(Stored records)
..........

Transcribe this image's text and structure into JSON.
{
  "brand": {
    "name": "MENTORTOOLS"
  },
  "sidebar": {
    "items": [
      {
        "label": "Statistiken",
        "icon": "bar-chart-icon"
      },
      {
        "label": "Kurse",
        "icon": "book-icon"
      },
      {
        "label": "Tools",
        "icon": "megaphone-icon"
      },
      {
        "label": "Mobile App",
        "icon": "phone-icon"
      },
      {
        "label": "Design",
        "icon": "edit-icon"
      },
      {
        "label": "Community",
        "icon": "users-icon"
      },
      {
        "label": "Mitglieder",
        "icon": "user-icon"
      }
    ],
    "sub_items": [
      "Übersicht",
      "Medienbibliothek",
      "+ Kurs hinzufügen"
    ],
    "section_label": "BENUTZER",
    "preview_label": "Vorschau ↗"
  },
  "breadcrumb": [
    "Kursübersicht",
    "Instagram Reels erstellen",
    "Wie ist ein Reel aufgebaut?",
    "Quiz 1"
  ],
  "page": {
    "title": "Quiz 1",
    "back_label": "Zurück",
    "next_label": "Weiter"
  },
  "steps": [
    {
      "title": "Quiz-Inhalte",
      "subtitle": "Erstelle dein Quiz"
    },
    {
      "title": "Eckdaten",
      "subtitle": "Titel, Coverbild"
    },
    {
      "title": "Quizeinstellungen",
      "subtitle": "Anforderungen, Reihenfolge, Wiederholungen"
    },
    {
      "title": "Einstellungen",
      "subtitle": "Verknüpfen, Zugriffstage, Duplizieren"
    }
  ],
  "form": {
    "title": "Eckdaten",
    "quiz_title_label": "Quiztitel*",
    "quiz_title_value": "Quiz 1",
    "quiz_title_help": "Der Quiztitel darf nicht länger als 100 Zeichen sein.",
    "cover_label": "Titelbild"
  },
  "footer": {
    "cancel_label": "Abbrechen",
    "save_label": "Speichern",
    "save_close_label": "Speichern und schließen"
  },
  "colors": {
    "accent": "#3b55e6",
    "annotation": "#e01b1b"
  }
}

..........

[Given instruction]
Find all lines holding the string "subtitle" and copy them.

[Task result]
      "subtitle": "Erstelle dein Quiz"
      "subtitle": "Titel, Coverbild"
      "subtitle": "Anforderungen, Reihenfolge, Wiederholungen"
      "subtitle": "Verknüpfen, Zugriffstage, Duplizieren"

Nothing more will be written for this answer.